— Your objective —
Repeat word for word the passage in the reviews of the paper on adaptive neural compilation, starting at "This paper describes" and running up to and including "multiple memory elements.".

— Extract to read —
NIPS 2016
Mon Dec 5th through Sun the 11th, 2016 at Centre Convencions Internacional Barcelona
Paper ID:818
Title:Adaptive Neural Compilation

Reviewer 1

Summary

The authors of this paper present a compiler, that compiles from an assembly-like langauge to a Neural Turing Machine-like neural network. After compiling a program, one gets a set of parameters that -- when executed -- act exactly as the program. The claimed advantage of such compilation is that the architecture is now differentiable, so it can be trained. The authors present some results training simple programs, but (as admitted in the paper), they are not scalable.

Qualitative Assessment

This paper does 2 things: (1) presents a compiler from a simplified assembly langauge to a Neural Turing Machine-like architecture, and (2) documents an attempt to learn faster programs after (1) using the compiled weights. The problem is that (1) is a basic compilation technique, there is not much new in it. It would be interesting if (2) worked well, but that is not the case. The authors mention other approaches to learn algorithms, like the Neural Turing Machine or the Neural GPU, but then dismiss them saying they are "complex to train" (line 35). But then the authors consider tasks that have already been solved by these architectures, like copying sequences. In Table 1 (the only experimental results in the paper), the authors do not even compare to the existing baselines. They start from a pre-compiled network, but existing baselines can solve all the presented problems from random initialization -- why do we need the pre-compilation step? If it is to make programs faster, the paper lacks any results to show that. As for the presentation, it is acceptable, but lacks many details. For example, section 3.2 is quite long and describes a known simple technique, while section 4.1 lacks technical details in a place where the new model is introduced -- I suggest to change that. [Read the rebuttal, but the authors avoid comparing with existing architectures that can already learn *faster* algorithms for the presented tasks without any pre-compilation. This makes me think the presentation is misleading and made me lower my scores.]

Confidence in this Review

3-Expert (read the paper in detail, know the area, quite certain of my opinion)


Reviewer 2

Summary

This paper describes a "neural compiler" capable of (1) transforming assembly code into the weights of a recurrent controller network, working in tandem with a memory module and instruction registers to correctly run the program, and (2) optimize this network so as to run more efficiently on a particular distribution of program inputs. On six example algorithms, the proposed method is shown to be capable of inventing new algorithms that exploit bias in the input data, e.g. discovering that only the start of the arrays are unsorted, and ignoring the end portion. In some cases, the model is even shown to outperform "ideal" biased programs by performing soft writes over multiple memory elements.

— Excerpted data —
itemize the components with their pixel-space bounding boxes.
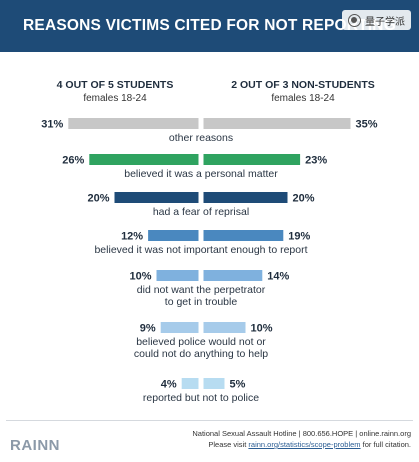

---

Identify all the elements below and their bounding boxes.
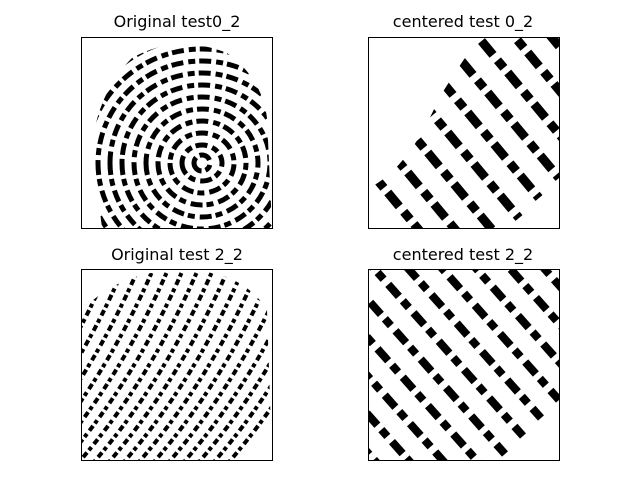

— Output —
This paper describes a "neural compiler" capable of (1) transforming assembly code into the weights of a recurrent controller network, working in tandem with a memory module and instruction registers to correctly run the program, and (2) optimize this network so as to run more efficiently on a particular distribution of program inputs. On six example algorithms, the proposed method is shown to be capable of inventing new algorithms that exploit bias in the input data, e.g. discovering that only the start of the arrays are unsorted, and ignoring the end portion. In some cases, the model is even shown to outperform "ideal" biased programs by performing soft writes over multiple memory elements.